Work order –
What lines of the data below hold the string "quantum"? Copy each one out.

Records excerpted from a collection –

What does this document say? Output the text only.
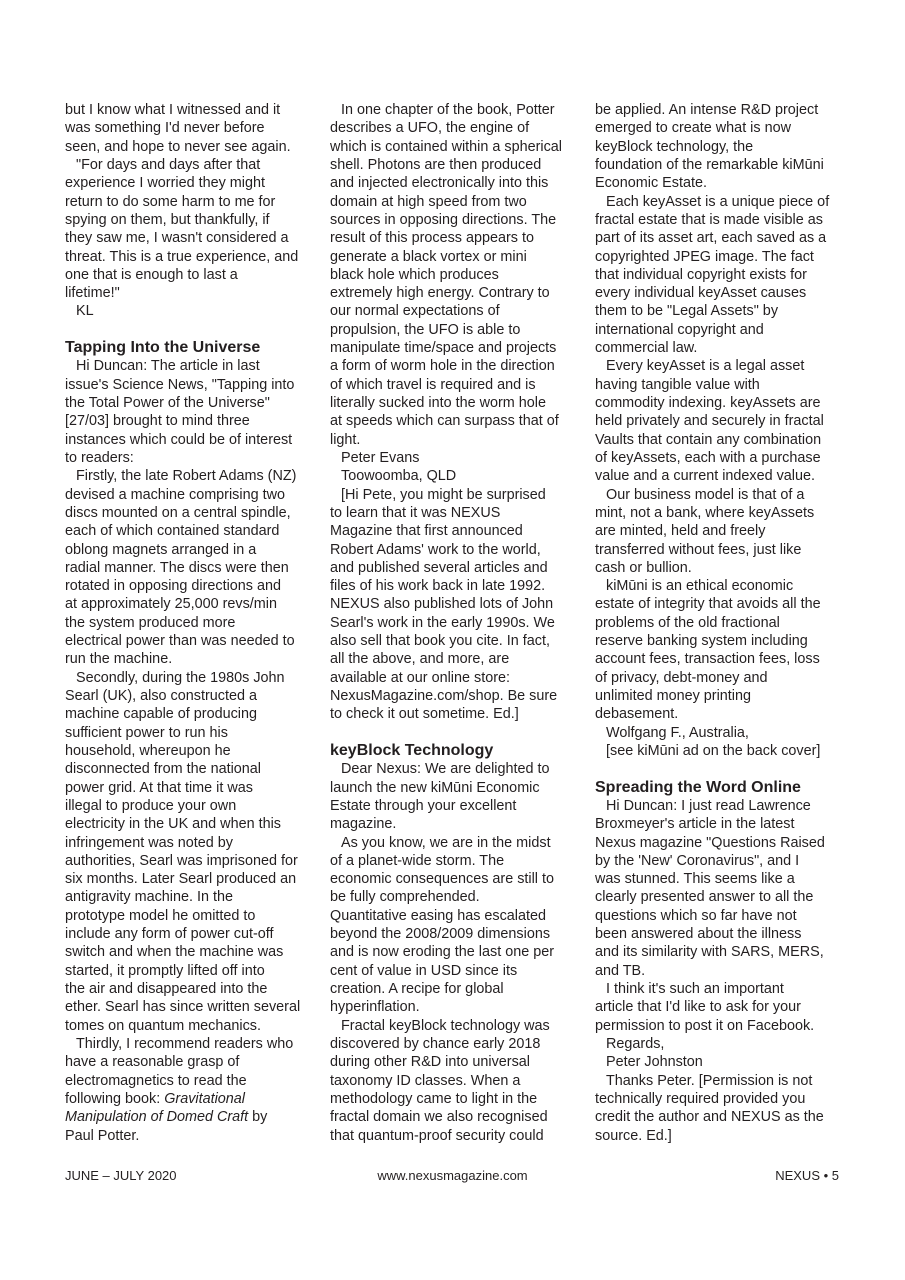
but I know what I witnessed and it
was something I'd never before
seen, and hope to never see again.
"For days and days after that
experience I worried they might
return to do some harm to me for
spying on them, but thankfully, if
they saw me, I wasn't considered a
threat. This is a true experience, and
one that is enough to last a
lifetime!"
KL
Tapping Into the Universe
Hi Duncan: The article in last
issue's Science News, "Tapping into
the Total Power of the Universe"
[27/03] brought to mind three
instances which could be of interest
to readers:
Firstly, the late Robert Adams (NZ)
devised a machine comprising two
discs mounted on a central spindle,
each of which contained standard
oblong magnets arranged in a
radial manner. The discs were then
rotated in opposing directions and
at approximately 25,000 revs/min
the system produced more
electrical power than was needed to
run the machine.
Secondly, during the 1980s John
Searl (UK), also constructed a
machine capable of producing
sufficient power to run his
household, whereupon he
disconnected from the national
power grid. At that time it was
illegal to produce your own
electricity in the UK and when this
infringement was noted by
authorities, Searl was imprisoned for
six months. Later Searl produced an
antigravity machine. In the
prototype model he omitted to
include any form of power cut-off
switch and when the machine was
started, it promptly lifted off into
the air and disappeared into the
ether. Searl has since written several
tomes on quantum mechanics.
Thirdly, I recommend readers who
have a reasonable grasp of
electromagnetics to read the
following book: Gravitational
Manipulation of Domed Craft by
Paul Potter.
In one chapter of the book, Potter
describes a UFO, the engine of
which is contained within a spherical
shell. Photons are then produced
and injected electronically into this
domain at high speed from two
sources in opposing directions. The
result of this process appears to
generate a black vortex or mini
black hole which produces
extremely high energy. Contrary to
our normal expectations of
propulsion, the UFO is able to
manipulate time/space and projects
a form of worm hole in the direction
of which travel is required and is
literally sucked into the worm hole
at speeds which can surpass that of
light.
Peter Evans
Toowoomba, QLD
[Hi Pete, you might be surprised
to learn that it was NEXUS
Magazine that first announced
Robert Adams' work to the world,
and published several articles and
files of his work back in late 1992.
NEXUS also published lots of John
Searl's work in the early 1990s. We
also sell that book you cite. In fact,
all the above, and more, are
available at our online store:
NexusMagazine.com/shop. Be sure
to check it out sometime. Ed.]
keyBlock Technology
Dear Nexus: We are delighted to
launch the new kiMūni Economic
Estate through your excellent
magazine.
As you know, we are in the midst
of a planet-wide storm. The
economic consequences are still to
be fully comprehended.
Quantitative easing has escalated
beyond the 2008/2009 dimensions
and is now eroding the last one per
cent of value in USD since its
creation. A recipe for global
hyperinflation.
Fractal keyBlock technology was
discovered by chance early 2018
during other R&D into universal
taxonomy ID classes. When a
methodology came to light in the
fractal domain we also recognised
that quantum-proof security could
be applied. An intense R&D project
emerged to create what is now
keyBlock technology, the
foundation of the remarkable kiMūni
Economic Estate.
Each keyAsset is a unique piece of
fractal estate that is made visible as
part of its asset art, each saved as a
copyrighted JPEG image. The fact
that individual copyright exists for
every individual keyAsset causes
them to be "Legal Assets" by
international copyright and
commercial law.
Every keyAsset is a legal asset
having tangible value with
commodity indexing. keyAssets are
held privately and securely in fractal
Vaults that contain any combination
of keyAssets, each with a purchase
value and a current indexed value.
Our business model is that of a
mint, not a bank, where keyAssets
are minted, held and freely
transferred without fees, just like
cash or bullion.
kiMūni is an ethical economic
estate of integrity that avoids all the
problems of the old fractional
reserve banking system including
account fees, transaction fees, loss
of privacy, debt-money and
unlimited money printing
debasement.
Wolfgang F., Australia,
[see kiMūni ad on the back cover]
Spreading the Word Online
Hi Duncan: I just read Lawrence
Broxmeyer's article in the latest
Nexus magazine "Questions Raised
by the 'New' Coronavirus", and I
was stunned. This seems like a
clearly presented answer to all the
questions which so far have not
been answered about the illness
and its similarity with SARS, MERS,
and TB.
I think it's such an important
article that I'd like to ask for your
permission to post it on Facebook.
Regards,
Peter Johnston
Thanks Peter. [Permission is not
technically required provided you
credit the author and NEXUS as the
source. Ed.]
JUNE – JULY 2020	www.nexusmagazine.com	NEXUS • 5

Reply to the task –
tomes on quantum mechanics.
that quantum-proof security could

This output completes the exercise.